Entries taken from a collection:
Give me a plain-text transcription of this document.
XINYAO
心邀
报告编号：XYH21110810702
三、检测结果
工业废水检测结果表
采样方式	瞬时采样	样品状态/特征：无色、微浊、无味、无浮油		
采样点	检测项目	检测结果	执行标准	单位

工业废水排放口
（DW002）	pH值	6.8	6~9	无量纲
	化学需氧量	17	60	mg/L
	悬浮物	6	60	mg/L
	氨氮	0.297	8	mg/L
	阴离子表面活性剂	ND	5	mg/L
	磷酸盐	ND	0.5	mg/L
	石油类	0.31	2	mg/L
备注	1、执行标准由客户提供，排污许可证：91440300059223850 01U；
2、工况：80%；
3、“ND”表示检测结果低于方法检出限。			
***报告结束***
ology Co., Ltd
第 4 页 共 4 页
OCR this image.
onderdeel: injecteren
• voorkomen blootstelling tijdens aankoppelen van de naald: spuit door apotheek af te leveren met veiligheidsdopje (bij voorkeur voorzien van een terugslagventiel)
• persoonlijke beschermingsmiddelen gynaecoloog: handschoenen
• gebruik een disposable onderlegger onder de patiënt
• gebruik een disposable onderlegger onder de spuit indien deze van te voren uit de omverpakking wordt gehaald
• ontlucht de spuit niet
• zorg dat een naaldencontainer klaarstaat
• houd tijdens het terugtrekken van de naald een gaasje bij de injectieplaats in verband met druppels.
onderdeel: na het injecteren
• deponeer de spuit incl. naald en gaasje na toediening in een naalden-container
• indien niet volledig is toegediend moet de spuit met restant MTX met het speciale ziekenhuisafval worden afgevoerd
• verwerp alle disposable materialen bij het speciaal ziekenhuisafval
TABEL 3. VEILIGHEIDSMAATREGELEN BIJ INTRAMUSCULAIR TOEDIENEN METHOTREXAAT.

* What is asked
Please output the entries above, every line exactly as it reads.

* Written solution
Give me a plain-text transcription of this document.
XINYAO
心邀
报告编号：XYH21110810702
三、检测结果
工业废水检测结果表
采样方式	瞬时采样	样品状态/特征：无色、微浊、无味、无浮油		
采样点	检测项目	检测结果	执行标准	单位

工业废水排放口
（DW002）	pH值	6.8	6~9	无量纲
	化学需氧量	17	60	mg/L
	悬浮物	6	60	mg/L
	氨氮	0.297	8	mg/L
	阴离子表面活性剂	ND	5	mg/L
	磷酸盐	ND	0.5	mg/L
	石油类	0.31	2	mg/L
备注	1、执行标准由客户提供，排污许可证：91440300059223850 01U；
2、工况：80%；
3、“ND”表示检测结果低于方法检出限。			
***报告结束***
ology Co., Ltd
第 4 页 共 4 页
OCR this image.
onderdeel: injecteren
• voorkomen blootstelling tijdens aankoppelen van de naald: spuit door apotheek af te leveren met veiligheidsdopje (bij voorkeur voorzien van een terugslagventiel)
• persoonlijke beschermingsmiddelen gynaecoloog: handschoenen
• gebruik een disposable onderlegger onder de patiënt
• gebruik een disposable onderlegger onder de spuit indien deze van te voren uit de omverpakking wordt gehaald
• ontlucht de spuit niet
• zorg dat een naaldencontainer klaarstaat
• houd tijdens het terugtrekken van de naald een gaasje bij de injectieplaats in verband met druppels.
onderdeel: na het injecteren
• deponeer de spuit incl. naald en gaasje na toediening in een naalden-container
• indien niet volledig is toegediend moet de spuit met restant MTX met het speciale ziekenhuisafval worden afgevoerd
• verwerp alle disposable materialen bij het speciaal ziekenhuisafval
TABEL 3. VEILIGHEIDSMAATREGELEN BIJ INTRAMUSCULAIR TOEDIENEN METHOTREXAAT.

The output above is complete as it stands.